Set problem: Without including any pictures, write out all the entries exactly.

>> Start

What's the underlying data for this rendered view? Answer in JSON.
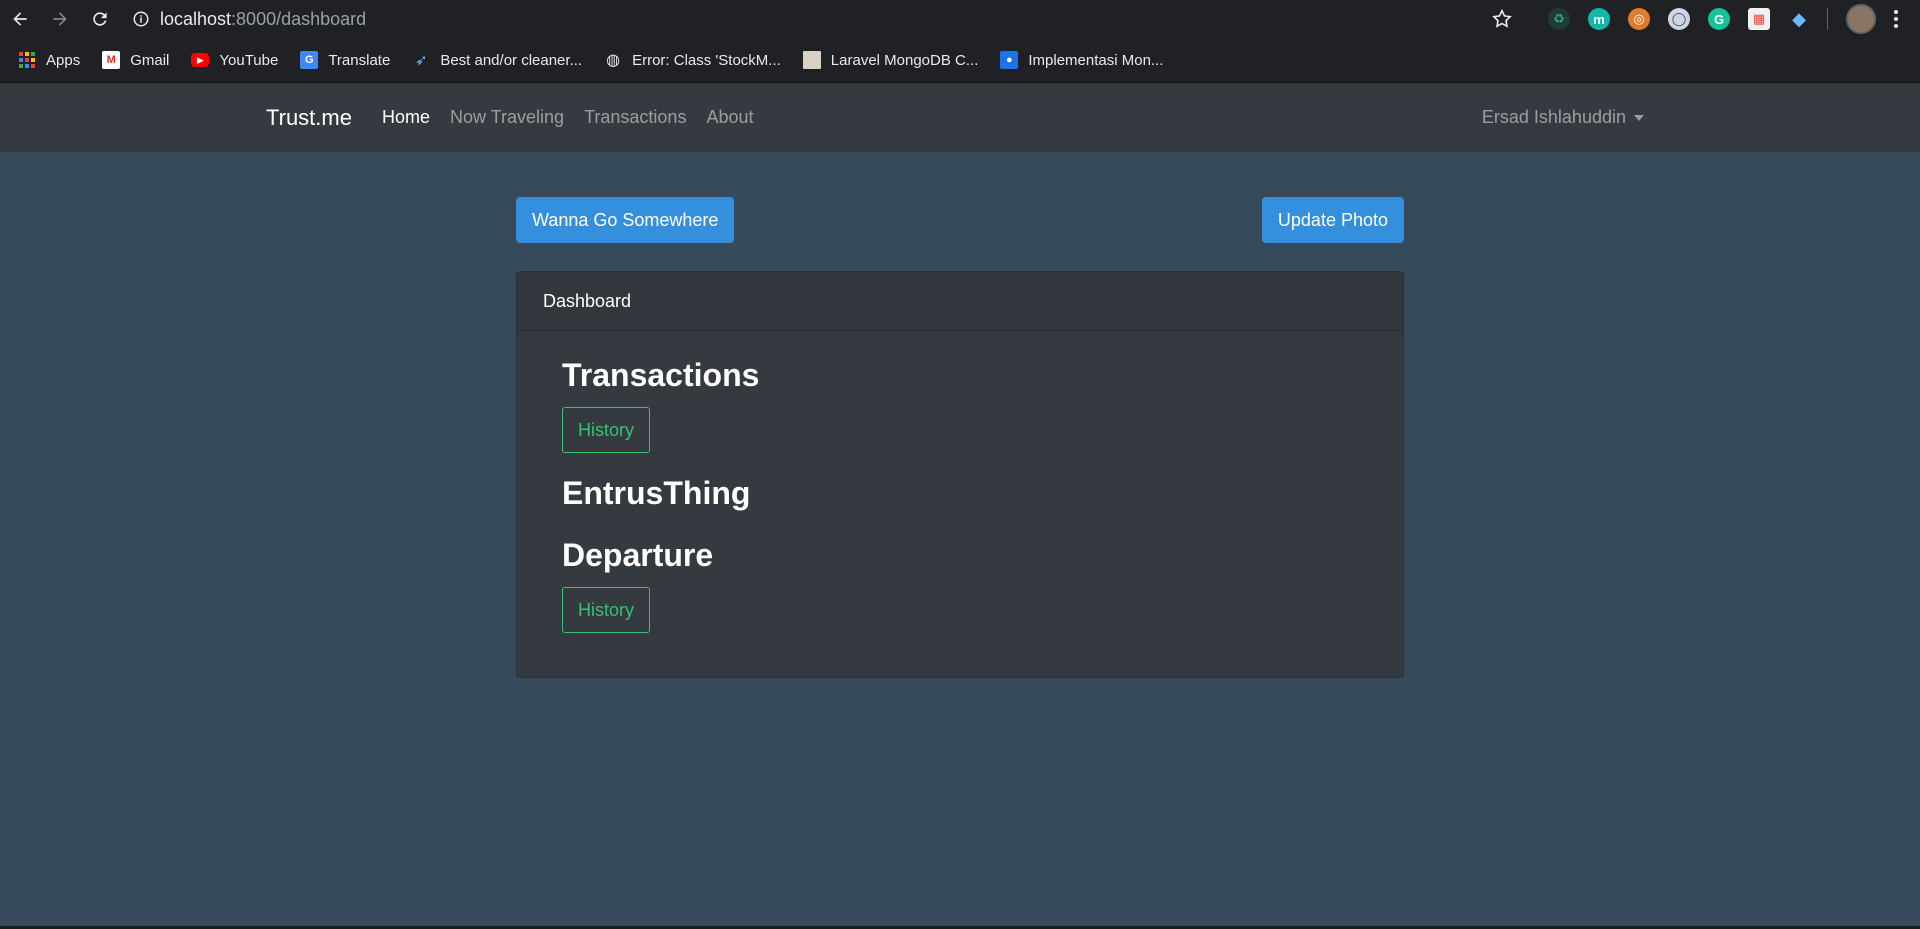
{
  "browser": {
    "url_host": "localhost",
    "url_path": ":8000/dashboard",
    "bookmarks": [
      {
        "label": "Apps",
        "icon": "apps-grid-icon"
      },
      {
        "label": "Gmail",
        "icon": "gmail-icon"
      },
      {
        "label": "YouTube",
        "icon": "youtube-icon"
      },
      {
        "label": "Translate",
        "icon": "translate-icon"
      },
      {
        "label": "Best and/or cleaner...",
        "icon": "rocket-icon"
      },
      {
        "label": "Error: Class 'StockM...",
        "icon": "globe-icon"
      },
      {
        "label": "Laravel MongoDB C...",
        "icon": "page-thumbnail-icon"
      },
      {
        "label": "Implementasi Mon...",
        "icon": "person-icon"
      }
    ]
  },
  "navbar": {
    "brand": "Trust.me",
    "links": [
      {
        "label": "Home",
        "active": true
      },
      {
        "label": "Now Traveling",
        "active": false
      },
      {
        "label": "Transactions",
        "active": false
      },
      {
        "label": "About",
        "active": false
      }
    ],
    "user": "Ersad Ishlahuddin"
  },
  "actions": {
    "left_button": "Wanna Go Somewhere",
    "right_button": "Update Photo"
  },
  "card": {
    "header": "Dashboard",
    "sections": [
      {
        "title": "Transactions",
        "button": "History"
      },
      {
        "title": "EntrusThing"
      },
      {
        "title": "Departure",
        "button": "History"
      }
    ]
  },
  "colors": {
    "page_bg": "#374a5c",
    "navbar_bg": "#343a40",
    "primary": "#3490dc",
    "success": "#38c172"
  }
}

>> End

Result of this exercise:
What's the underlying data for this rendered view? Answer in JSON.
{
  "browser": {
    "url_host": "localhost",
    "url_path": ":8000/dashboard",
    "bookmarks": [
      {
        "label": "Apps",
        "icon": "apps-grid-icon"
      },
      {
        "label": "Gmail",
        "icon": "gmail-icon"
      },
      {
        "label": "YouTube",
        "icon": "youtube-icon"
      },
      {
        "label": "Translate",
        "icon": "translate-icon"
      },
      {
        "label": "Best and/or cleaner...",
        "icon": "rocket-icon"
      },
      {
        "label": "Error: Class 'StockM...",
        "icon": "globe-icon"
      },
      {
        "label": "Laravel MongoDB C...",
        "icon": "page-thumbnail-icon"
      },
      {
        "label": "Implementasi Mon...",
        "icon": "person-icon"
      }
    ]
  },
  "navbar": {
    "brand": "Trust.me",
    "links": [
      {
        "label": "Home",
        "active": true
      },
      {
        "label": "Now Traveling",
        "active": false
      },
      {
        "label": "Transactions",
        "active": false
      },
      {
        "label": "About",
        "active": false
      }
    ],
    "user": "Ersad Ishlahuddin"
  },
  "actions": {
    "left_button": "Wanna Go Somewhere",
    "right_button": "Update Photo"
  },
  "card": {
    "header": "Dashboard",
    "sections": [
      {
        "title": "Transactions",
        "button": "History"
      },
      {
        "title": "EntrusThing"
      },
      {
        "title": "Departure",
        "button": "History"
      }
    ]
  },
  "colors": {
    "page_bg": "#374a5c",
    "navbar_bg": "#343a40",
    "primary": "#3490dc",
    "success": "#38c172"
  }
}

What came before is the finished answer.